----- Material to process -----
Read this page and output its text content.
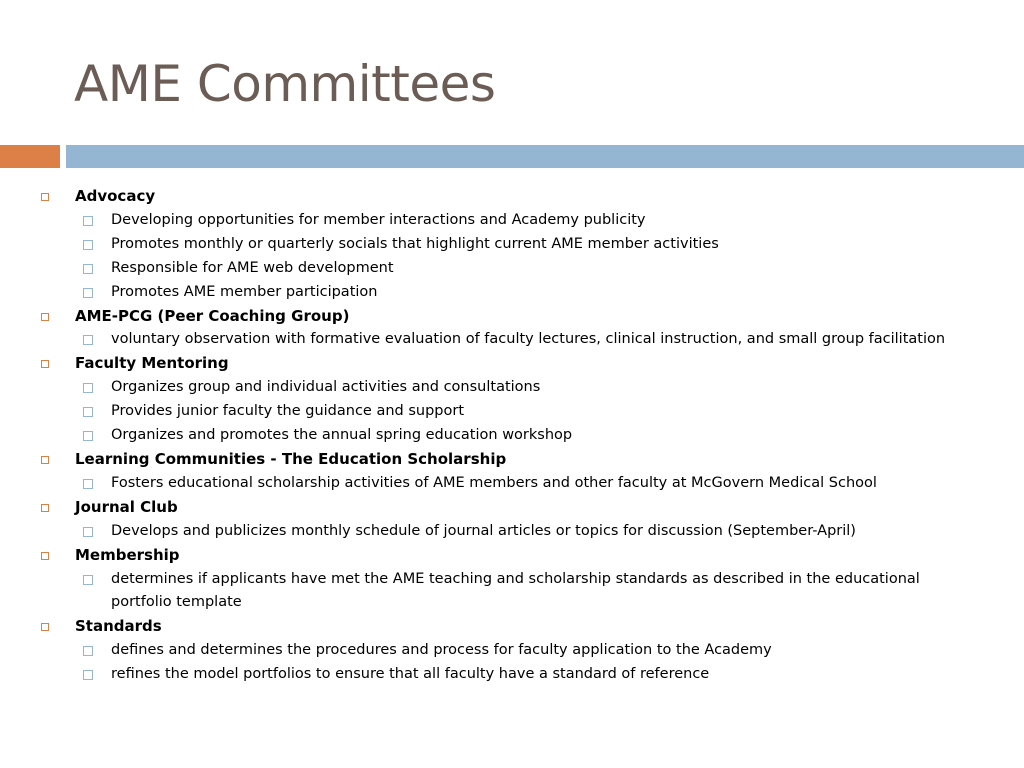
AME Committees
Advocacy
Developing opportunities for member interactions and Academy publicity
Promotes monthly or quarterly socials that highlight current AME member activities
Responsible for AME web development
Promotes AME member participation
AME-PCG (Peer Coaching Group)
voluntary observation with formative evaluation of faculty lectures, clinical instruction, and small group facilitation
Faculty Mentoring
Organizes group and individual activities and consultations
Provides junior faculty the guidance and support
Organizes and promotes the annual spring education workshop
Learning Communities - The Education Scholarship
Fosters educational scholarship activities of AME members and other faculty at McGovern Medical School
Journal Club
Develops and publicizes monthly schedule of journal articles or topics for discussion (September-April)
Membership
determines if applicants have met the AME teaching and scholarship standards as described in the educational portfolio template
Standards
defines and determines the procedures and process for faculty application to the Academy
refines the model portfolios to ensure that all faculty have a standard of reference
-----
**Short problem:**
Lines containing the word "monthly" are to be counted in the listing; state their number alone.

**Written response:**
2